##### TEXT EXCERPT #####
Alternatively you may have already instituted restraint of trade agreements in your current employment contracts and you have a former employee who you think is breaching the agreement.
Whatever it is LAC's employment lawyers can help you and your company achieve a commercial result today.
What is a Restraint of Trade?
A restraint of trade is any contractual term which seeks to restrict the freedom of a party to engage in business. Restraint of Trade clauses provide means for employers and partnerships to prevent a departing employee or partner from taking clients or competing with the business for a period of time after they leave. Often restraint clauses provide that an employee will not:
- Approach, canvass or solicit any clients or customers of the employer for a period of ‘X’ months, or
- Use or disclose confidential information after leaving employment, or
- Work for a competitor of the employer’s business for a period of ‘X’ months in Sydney.
These restraints are extremely important for companies that rely on client relationships. At LAC Lawyers we are specialists in advising and writing Restraint of Trade clauses, see us today to have one inserted into your employment or partnership agreement or call LAC Lawyers today on 1300 799 888 (Sydney) or 1300 734 638 (Melbourne).
Is a restraint of trade enforceable? What are the risks?
#####
WHAT YOU WILL DO
- a) In the restraint of trade text, shorten the paragraph that begins "A restraint of trade is any contractual term" together with its three-item list, and turn it into a short bulleted list that keeps its main facts.
- b) Answer these questions from the restraint of trade text, one per line:
(i) In which city does the sample clause bar working for a competitor?
(ii) What phone number does the text give for Melbourne?
(iii) According to the text, what result can LAC's employment lawyers help a company achieve?
##### SUPPLIED MATERIAL #####
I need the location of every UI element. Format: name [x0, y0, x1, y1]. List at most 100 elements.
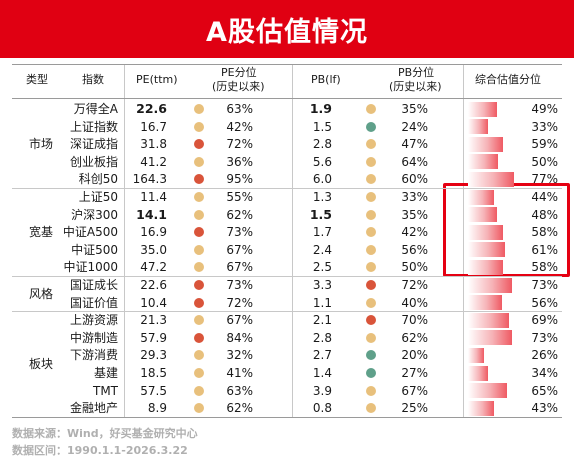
composite-bar: [468, 259, 503, 275]
pe-level-dot: [194, 139, 204, 150]
pe-level-dot: [194, 262, 204, 273]
composite-percentile: 77%: [531, 172, 558, 187]
pe-level-dot: [194, 192, 204, 202]
composite-bar: [468, 224, 503, 240]
page-title: A股估值情况: [206, 16, 368, 48]
pb-level-dot: [366, 297, 376, 308]
rule-top: [12, 64, 562, 65]
pb-percentile: 35%: [401, 102, 428, 116]
composite-bar: [468, 171, 514, 187]
index-name: 上证50: [78, 190, 118, 204]
pe-value: 14.1: [136, 206, 167, 222]
pe-percentile: 72%: [226, 137, 253, 152]
pe-value: 164.3: [132, 172, 167, 187]
index-name: 创业板指: [69, 154, 118, 169]
pe-value: 31.8: [140, 137, 167, 152]
pe-value: 35.0: [140, 242, 167, 257]
pe-percentile: 67%: [226, 260, 253, 275]
pe-value: 11.4: [140, 190, 167, 204]
pe-value: 29.3: [140, 348, 167, 363]
pb-value: 2.8: [312, 330, 332, 345]
pb-level-dot: [366, 227, 376, 238]
composite-percentile: 58%: [531, 225, 558, 240]
pe-value: 57.5: [140, 383, 167, 398]
pe-level-dot: [194, 332, 204, 343]
pb-level-dot: [366, 403, 376, 414]
composite-bar: [468, 347, 484, 363]
pe-level-dot: [194, 297, 204, 308]
divider-pe: [124, 64, 125, 417]
pb-percentile: 72%: [401, 278, 428, 292]
pe-value: 10.4: [140, 295, 167, 310]
pb-percentile: 50%: [401, 260, 428, 275]
index-name: 深证成指: [69, 137, 118, 152]
composite-percentile: 56%: [531, 295, 558, 310]
pe-value: 57.9: [140, 330, 167, 345]
index-name: 上证指数: [69, 119, 118, 134]
composite-percentile: 44%: [531, 190, 558, 204]
index-name: 中证1000: [63, 260, 118, 275]
header-type: 类型: [26, 73, 48, 86]
pb-percentile: 60%: [401, 172, 428, 187]
header-composite: 综合估值分位: [475, 73, 541, 86]
pb-value: 0.8: [312, 401, 332, 416]
pe-percentile: 73%: [226, 278, 253, 292]
group-label: 风格: [29, 286, 54, 301]
index-name: 科创50: [78, 172, 118, 187]
pe-level-dot: [194, 209, 204, 220]
pb-value: 1.9: [309, 101, 332, 116]
pb-level-dot: [366, 104, 376, 114]
pb-level-dot: [366, 350, 376, 361]
composite-bar: [468, 400, 494, 416]
pb-percentile: 40%: [401, 295, 428, 310]
composite-percentile: 69%: [531, 313, 558, 328]
group-rule: [12, 311, 562, 312]
footer-source: 数据来源：Wind，好买基金研究中心: [12, 427, 198, 440]
composite-percentile: 50%: [531, 154, 558, 169]
pb-percentile: 24%: [401, 119, 428, 134]
group-rule: [12, 188, 562, 189]
composite-percentile: 58%: [531, 260, 558, 275]
pb-level-dot: [366, 262, 376, 273]
composite-bar: [468, 383, 507, 399]
pe-value: 41.2: [140, 154, 167, 169]
pe-level-dot: [194, 156, 204, 167]
group-rule: [12, 417, 562, 418]
pe-value: 8.9: [147, 401, 167, 416]
pe-value: 47.2: [140, 260, 167, 275]
index-name: 基建: [93, 366, 118, 380]
pb-percentile: 64%: [401, 154, 428, 169]
index-name: 中证A500: [62, 225, 118, 240]
pe-value: 21.3: [140, 313, 167, 328]
index-name: 金融地产: [69, 401, 118, 416]
divider-pb: [292, 64, 293, 417]
composite-percentile: 61%: [531, 242, 558, 257]
composite-percentile: 48%: [531, 207, 558, 222]
pe-level-dot: [194, 385, 204, 396]
pb-percentile: 20%: [401, 348, 428, 363]
pb-value: 2.4: [312, 242, 332, 257]
pe-percentile: 67%: [226, 313, 253, 328]
pb-value: 2.7: [312, 348, 332, 363]
composite-percentile: 43%: [531, 401, 558, 416]
rule-header-bottom: [12, 98, 562, 99]
composite-bar: [468, 295, 502, 311]
pe-value: 16.9: [140, 225, 167, 240]
title-banner: A股估值情况: [0, 0, 574, 58]
pe-percentile: 32%: [226, 348, 253, 363]
composite-percentile: 26%: [531, 348, 558, 363]
pb-value: 2.1: [312, 313, 332, 328]
index-name: TMT: [92, 383, 118, 398]
pb-percentile: 70%: [401, 313, 428, 328]
pe-percentile: 55%: [226, 190, 253, 204]
composite-bar: [468, 154, 498, 170]
pb-value: 1.4: [312, 366, 332, 380]
pe-level-dot: [194, 174, 204, 185]
pb-level-dot: [366, 174, 376, 185]
pb-level-dot: [366, 385, 376, 396]
pe-percentile: 95%: [226, 172, 253, 187]
composite-percentile: 59%: [531, 137, 558, 152]
index-name: 国证成长: [69, 278, 118, 292]
pe-percentile: 72%: [226, 295, 253, 310]
composite-percentile: 34%: [531, 366, 558, 380]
#####
ANSWERS FOR THE TASKS
- a)
- A restraint of trade is a contract term that limits a party's freedom to do business.
- Employers and partnerships use these clauses to stop a departing employee or partner from taking clients or competing for a set time after leaving.
- Common terms bar the employee from:
  - approaching, canvassing or soliciting the employer's clients or customers for 'X' months
  - using or disclosing confidential information after leaving
  - working for a competitor of the employer's business in Sydney for 'X' months

- b)
(i) Sydney
(ii) 1300 734 638
(iii) A commercial result today